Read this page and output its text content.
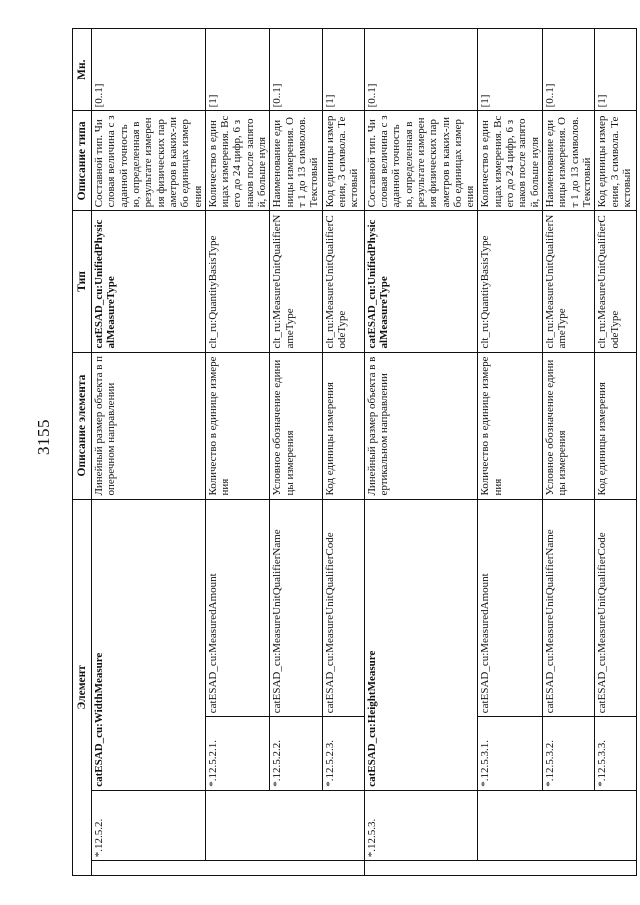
3155
Элемент				Описание элемента	Тип	Описание типа	Мн.
	*.12.5.2.	catESAD_cu:WidthMeasure		Линейный размер объекта в поперечном направлении	catESAD_cu:UnifiedPhysicalMeasureType	Составной тип. Числовая величина с заданной точностью, определенная в результате измерения физических параметров в каких-либо единицах измерения	[0..1]
		*.12.5.2.1.	catESAD_cu:MeasuredAmount	Количество в единице измерения	clt_ru:QuantityBasisType	Количество в единицах измерения. Всего до 24 цифр, 6 знаков после запятой, больше нуля	[1]
		*.12.5.2.2.	catESAD_cu:MeasureUnitQualifierName	Условное обозначение единицы измерения	clt_ru:MeasureUnitQualifierNameType	Наименование единицы измерения. От 1 до 13 символов. Текстовый	[0..1]
		*.12.5.2.3.	catESAD_cu:MeasureUnitQualifierCode	Код единицы измерения	clt_ru:MeasureUnitQualifierCodeType	Код единицы измерения, 3 символа. Текстовый	[1]
	*.12.5.3.	catESAD_cu:HeightMeasure		Линейный размер объекта в вертикальном направлении	catESAD_cu:UnifiedPhysicalMeasureType	Составной тип. Числовая величина с заданной точностью, определенная в результате измерения физических параметров в каких-либо единицах измерения	[0..1]
		*.12.5.3.1.	catESAD_cu:MeasuredAmount	Количество в единице измерения	clt_ru:QuantityBasisType	Количество в единицах измерения. Всего до 24 цифр, 6 знаков после запятой, больше нуля	[1]
		*.12.5.3.2.	catESAD_cu:MeasureUnitQualifierName	Условное обозначение единицы измерения	clt_ru:MeasureUnitQualifierNameType	Наименование единицы измерения. От 1 до 13 символов. Текстовый	[0..1]
		*.12.5.3.3.	catESAD_cu:MeasureUnitQualifierCode	Код единицы измерения	clt_ru:MeasureUnitQualifierCodeType	Код единицы измерения, 3 символа. Текстовый	[1]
* * *
Copy out every line from the material above in which the word "величина" appears.

COMPLETED TASK |
	*.12.5.2.	catESAD_cu:WidthMeasure		Линейный размер объекта в поперечном направлении	catESAD_cu:UnifiedPhysicalMeasureType	Составной тип. Числовая величина с заданной точностью, определенная в результате измерения физических параметров в каких-либо единицах измерения	[0..1]
	*.12.5.3.	catESAD_cu:HeightMeasure		Линейный размер объекта в вертикальном направлении	catESAD_cu:UnifiedPhysicalMeasureType	Составной тип. Числовая величина с заданной точностью, определенная в результате измерения физических параметров в каких-либо единицах измерения	[0..1]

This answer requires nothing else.